(Records from a collection of figures)
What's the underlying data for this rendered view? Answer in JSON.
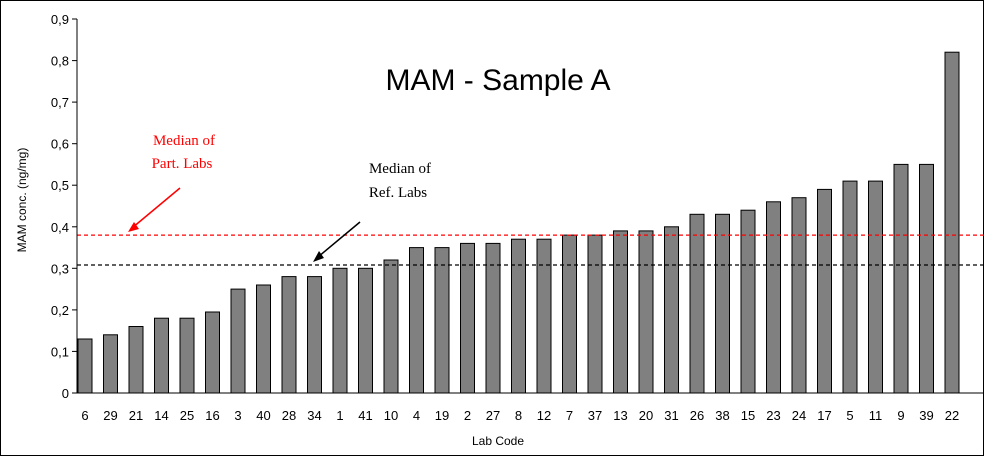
{
  "chart_data": {
    "type": "bar",
    "title": "MAM - Sample A",
    "xlabel": "Lab Code",
    "ylabel": "MAM conc. (ng/mg)",
    "ylim": [
      0,
      0.9
    ],
    "yticks": [
      "0",
      "0,1",
      "0,2",
      "0,3",
      "0,4",
      "0,5",
      "0,6",
      "0,7",
      "0,8",
      "0,9"
    ],
    "categories": [
      "6",
      "29",
      "21",
      "14",
      "25",
      "16",
      "3",
      "40",
      "28",
      "34",
      "1",
      "41",
      "10",
      "4",
      "19",
      "2",
      "27",
      "8",
      "12",
      "7",
      "37",
      "13",
      "20",
      "31",
      "26",
      "38",
      "15",
      "23",
      "24",
      "17",
      "5",
      "11",
      "9",
      "39",
      "22"
    ],
    "values": [
      0.13,
      0.14,
      0.16,
      0.18,
      0.18,
      0.195,
      0.25,
      0.26,
      0.28,
      0.28,
      0.3,
      0.3,
      0.32,
      0.35,
      0.35,
      0.36,
      0.36,
      0.37,
      0.37,
      0.38,
      0.38,
      0.39,
      0.39,
      0.4,
      0.43,
      0.43,
      0.44,
      0.46,
      0.47,
      0.49,
      0.51,
      0.51,
      0.55,
      0.55,
      0.82
    ],
    "bar_color": "#808080",
    "grid": false,
    "reference_lines": [
      {
        "name": "Median of Part. Labs",
        "value": 0.38,
        "color": "#ff0000"
      },
      {
        "name": "Median of Ref. Labs",
        "value": 0.308,
        "color": "#000000"
      }
    ],
    "annotations": [
      {
        "line1": "Median of",
        "line2": "Part. Labs",
        "color": "#ff0000"
      },
      {
        "line1": "Median of",
        "line2": "Ref. Labs",
        "color": "#000000"
      }
    ]
  }
}
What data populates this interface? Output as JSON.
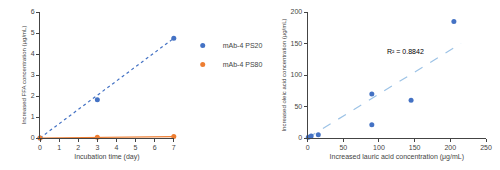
{
  "chart_data": [
    {
      "type": "scatter",
      "x_label": "Incubation time (day)",
      "y_label": "Increased FFA concentration (μg/mL)",
      "xlim": [
        0,
        7
      ],
      "ylim": [
        0,
        6
      ],
      "xticks": [
        0,
        1,
        2,
        3,
        4,
        5,
        6,
        7
      ],
      "yticks": [
        0,
        1,
        2,
        3,
        4,
        5,
        6
      ],
      "grid": false,
      "legend": "right",
      "series": [
        {
          "type": "line",
          "color": "#4472C4",
          "line_style": "dotted",
          "x": [
            0,
            7
          ],
          "values": [
            0.0,
            4.75
          ]
        },
        {
          "type": "line",
          "color": "#ED7D31",
          "line_style": "solid",
          "x": [
            0,
            7
          ],
          "values": [
            0.0,
            0.07
          ]
        },
        {
          "type": "scatter",
          "name": "mAb-4 PS20",
          "color": "#4472C4",
          "x": [
            0,
            3,
            7
          ],
          "values": [
            0.0,
            1.82,
            4.75
          ]
        },
        {
          "type": "scatter",
          "name": "mAb-4 PS80",
          "color": "#ED7D31",
          "x": [
            0,
            3,
            7
          ],
          "values": [
            0.0,
            0.04,
            0.07
          ]
        }
      ]
    },
    {
      "type": "scatter",
      "x_label": "Increased lauric acid concentration (μg/mL)",
      "y_label": "Increased oleic acid concentration (μg/mL)",
      "xlim": [
        0,
        250
      ],
      "ylim": [
        0,
        200
      ],
      "xticks": [
        0,
        50,
        100,
        150,
        200,
        250
      ],
      "yticks": [
        0,
        50,
        100,
        150,
        200
      ],
      "grid": false,
      "series": [
        {
          "type": "line",
          "color": "#9DC3E6",
          "line_style": "dashed",
          "x": [
            0,
            215
          ],
          "values": [
            0,
            150
          ]
        },
        {
          "type": "scatter",
          "color": "#4472C4",
          "x": [
            1,
            5,
            15,
            90,
            90,
            145,
            205
          ],
          "values": [
            1,
            3,
            5,
            21,
            70,
            60,
            185
          ]
        }
      ],
      "annotations": [
        {
          "text": "R² = 0.8842",
          "x": 108,
          "y": 138
        }
      ]
    }
  ]
}
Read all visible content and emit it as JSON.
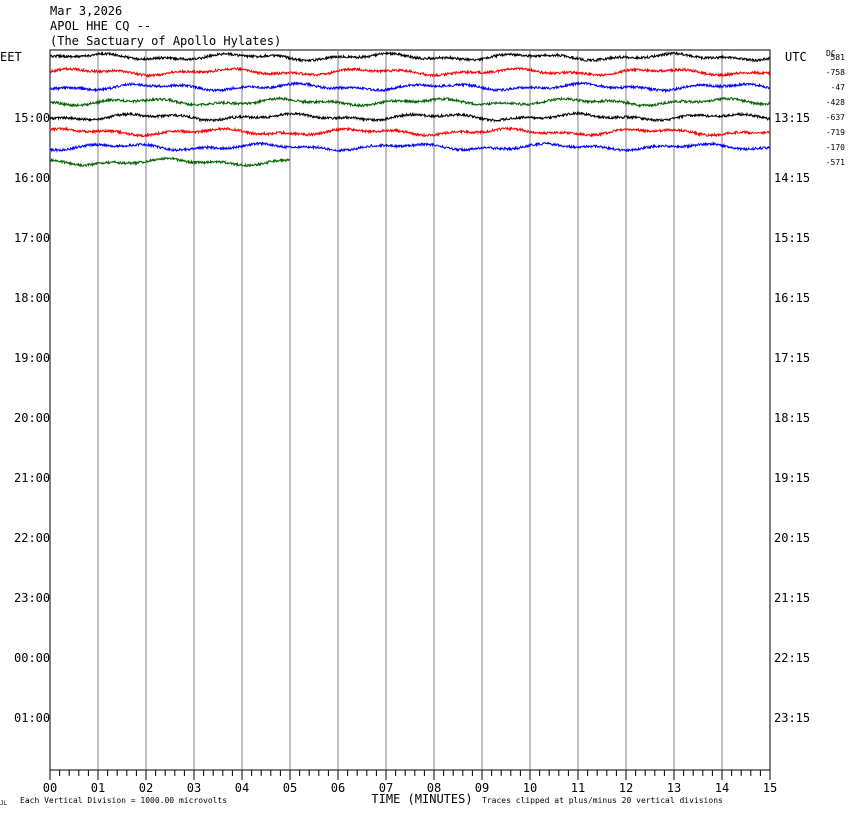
{
  "header": {
    "date": "Mar 3,2026",
    "station": "APOL HHE CQ --",
    "site": "(The Sactuary of Apollo Hylates)"
  },
  "labels": {
    "left_tz": "EET",
    "right_tz": "UTC",
    "dc_label": "DC",
    "xlabel": "TIME (MINUTES)",
    "footer_left": "Each Vertical Division = 1000.00 microvolts",
    "footer_right": "Traces clipped at plus/minus 20 vertical divisions",
    "corner_mark": "JL"
  },
  "colors": {
    "grid": "#808080",
    "traces": [
      "#000000",
      "#ff0000",
      "#0000ff",
      "#006400"
    ]
  },
  "chart_data": {
    "type": "line",
    "title": "APOL HHE CQ --",
    "xlabel": "TIME (MINUTES)",
    "xlim": [
      0,
      15
    ],
    "x_ticks": [
      "00",
      "01",
      "02",
      "03",
      "04",
      "05",
      "06",
      "07",
      "08",
      "09",
      "10",
      "11",
      "12",
      "13",
      "14",
      "15"
    ],
    "left_hour_labels": [
      "15:00",
      "16:00",
      "17:00",
      "18:00",
      "19:00",
      "20:00",
      "21:00",
      "22:00",
      "23:00",
      "00:00",
      "01:00"
    ],
    "right_hour_labels": [
      "13:15",
      "14:15",
      "15:15",
      "16:15",
      "17:15",
      "18:15",
      "19:15",
      "20:15",
      "21:15",
      "22:15",
      "23:15"
    ],
    "dc_offsets": [
      "581",
      "-758",
      "-47",
      "-428",
      "-637",
      "-719",
      "-170",
      "-571"
    ],
    "traces": [
      {
        "row": 0,
        "color": "#000000",
        "end_minute": 15
      },
      {
        "row": 1,
        "color": "#ff0000",
        "end_minute": 15
      },
      {
        "row": 2,
        "color": "#0000ff",
        "end_minute": 15
      },
      {
        "row": 3,
        "color": "#006400",
        "end_minute": 15
      },
      {
        "row": 4,
        "color": "#000000",
        "end_minute": 15
      },
      {
        "row": 5,
        "color": "#ff0000",
        "end_minute": 15
      },
      {
        "row": 6,
        "color": "#0000ff",
        "end_minute": 15
      },
      {
        "row": 7,
        "color": "#006400",
        "end_minute": 5
      }
    ]
  }
}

**EXERCISE DETAILS:**
Transcribe the entries above verbatim, omitting their pictures.

**SOLUTION:**
What's the underlying data for this rendered view? Answer in JSON.
{
  "chart_data": {
    "type": "bar",
    "title": "MAM - Sample A",
    "xlabel": "Lab Code",
    "ylabel": "MAM conc. (ng/mg)",
    "ylim": [
      0,
      0.9
    ],
    "yticks": [
      "0",
      "0,1",
      "0,2",
      "0,3",
      "0,4",
      "0,5",
      "0,6",
      "0,7",
      "0,8",
      "0,9"
    ],
    "categories": [
      "6",
      "29",
      "21",
      "14",
      "25",
      "16",
      "3",
      "40",
      "28",
      "34",
      "1",
      "41",
      "10",
      "4",
      "19",
      "2",
      "27",
      "8",
      "12",
      "7",
      "37",
      "13",
      "20",
      "31",
      "26",
      "38",
      "15",
      "23",
      "24",
      "17",
      "5",
      "11",
      "9",
      "39",
      "22"
    ],
    "values": [
      0.13,
      0.14,
      0.16,
      0.18,
      0.18,
      0.195,
      0.25,
      0.26,
      0.28,
      0.28,
      0.3,
      0.3,
      0.32,
      0.35,
      0.35,
      0.36,
      0.36,
      0.37,
      0.37,
      0.38,
      0.38,
      0.39,
      0.39,
      0.4,
      0.43,
      0.43,
      0.44,
      0.46,
      0.47,
      0.49,
      0.51,
      0.51,
      0.55,
      0.55,
      0.82
    ],
    "bar_color": "#808080",
    "grid": false,
    "reference_lines": [
      {
        "name": "Median of Part. Labs",
        "value": 0.38,
        "color": "#ff0000"
      },
      {
        "name": "Median of Ref. Labs",
        "value": 0.308,
        "color": "#000000"
      }
    ],
    "annotations": [
      {
        "line1": "Median of",
        "line2": "Part. Labs",
        "color": "#ff0000"
      },
      {
        "line1": "Median of",
        "line2": "Ref. Labs",
        "color": "#000000"
      }
    ]
  }
}
What data populates this interface? Output as JSON.
{
  "chart_data": [
    {
      "type": "scatter",
      "x_label": "Incubation time (day)",
      "y_label": "Increased FFA concentration (μg/mL)",
      "xlim": [
        0,
        7
      ],
      "ylim": [
        0,
        6
      ],
      "xticks": [
        0,
        1,
        2,
        3,
        4,
        5,
        6,
        7
      ],
      "yticks": [
        0,
        1,
        2,
        3,
        4,
        5,
        6
      ],
      "grid": false,
      "legend": "right",
      "series": [
        {
          "type": "line",
          "color": "#4472C4",
          "line_style": "dotted",
          "x": [
            0,
            7
          ],
          "values": [
            0.0,
            4.75
          ]
        },
        {
          "type": "line",
          "color": "#ED7D31",
          "line_style": "solid",
          "x": [
            0,
            7
          ],
          "values": [
            0.0,
            0.07
          ]
        },
        {
          "type": "scatter",
          "name": "mAb-4 PS20",
          "color": "#4472C4",
          "x": [
            0,
            3,
            7
          ],
          "values": [
            0.0,
            1.82,
            4.75
          ]
        },
        {
          "type": "scatter",
          "name": "mAb-4 PS80",
          "color": "#ED7D31",
          "x": [
            0,
            3,
            7
          ],
          "values": [
            0.0,
            0.04,
            0.07
          ]
        }
      ]
    },
    {
      "type": "scatter",
      "x_label": "Increased lauric acid concentration (μg/mL)",
      "y_label": "Increased oleic acid concentration (μg/mL)",
      "xlim": [
        0,
        250
      ],
      "ylim": [
        0,
        200
      ],
      "xticks": [
        0,
        50,
        100,
        150,
        200,
        250
      ],
      "yticks": [
        0,
        50,
        100,
        150,
        200
      ],
      "grid": false,
      "series": [
        {
          "type": "line",
          "color": "#9DC3E6",
          "line_style": "dashed",
          "x": [
            0,
            215
          ],
          "values": [
            0,
            150
          ]
        },
        {
          "type": "scatter",
          "color": "#4472C4",
          "x": [
            1,
            5,
            15,
            90,
            90,
            145,
            205
          ],
          "values": [
            1,
            3,
            5,
            21,
            70,
            60,
            185
          ]
        }
      ],
      "annotations": [
        {
          "text": "R² = 0.8842",
          "x": 108,
          "y": 138
        }
      ]
    }
  ]
}
Read all visible content and emit it as JSON.
{
  "header": {
    "date": "Mar 3,2026",
    "station": "APOL HHE CQ --",
    "site": "(The Sactuary of Apollo Hylates)"
  },
  "labels": {
    "left_tz": "EET",
    "right_tz": "UTC",
    "dc_label": "DC",
    "xlabel": "TIME (MINUTES)",
    "footer_left": "Each Vertical Division = 1000.00 microvolts",
    "footer_right": "Traces clipped at plus/minus 20 vertical divisions",
    "corner_mark": "JL"
  },
  "colors": {
    "grid": "#808080",
    "traces": [
      "#000000",
      "#ff0000",
      "#0000ff",
      "#006400"
    ]
  },
  "chart_data": {
    "type": "line",
    "title": "APOL HHE CQ --",
    "xlabel": "TIME (MINUTES)",
    "xlim": [
      0,
      15
    ],
    "x_ticks": [
      "00",
      "01",
      "02",
      "03",
      "04",
      "05",
      "06",
      "07",
      "08",
      "09",
      "10",
      "11",
      "12",
      "13",
      "14",
      "15"
    ],
    "left_hour_labels": [
      "15:00",
      "16:00",
      "17:00",
      "18:00",
      "19:00",
      "20:00",
      "21:00",
      "22:00",
      "23:00",
      "00:00",
      "01:00"
    ],
    "right_hour_labels": [
      "13:15",
      "14:15",
      "15:15",
      "16:15",
      "17:15",
      "18:15",
      "19:15",
      "20:15",
      "21:15",
      "22:15",
      "23:15"
    ],
    "dc_offsets": [
      "581",
      "-758",
      "-47",
      "-428",
      "-637",
      "-719",
      "-170",
      "-571"
    ],
    "traces": [
      {
        "row": 0,
        "color": "#000000",
        "end_minute": 15
      },
      {
        "row": 1,
        "color": "#ff0000",
        "end_minute": 15
      },
      {
        "row": 2,
        "color": "#0000ff",
        "end_minute": 15
      },
      {
        "row": 3,
        "color": "#006400",
        "end_minute": 15
      },
      {
        "row": 4,
        "color": "#000000",
        "end_minute": 15
      },
      {
        "row": 5,
        "color": "#ff0000",
        "end_minute": 15
      },
      {
        "row": 6,
        "color": "#0000ff",
        "end_minute": 15
      },
      {
        "row": 7,
        "color": "#006400",
        "end_minute": 5
      }
    ]
  }
}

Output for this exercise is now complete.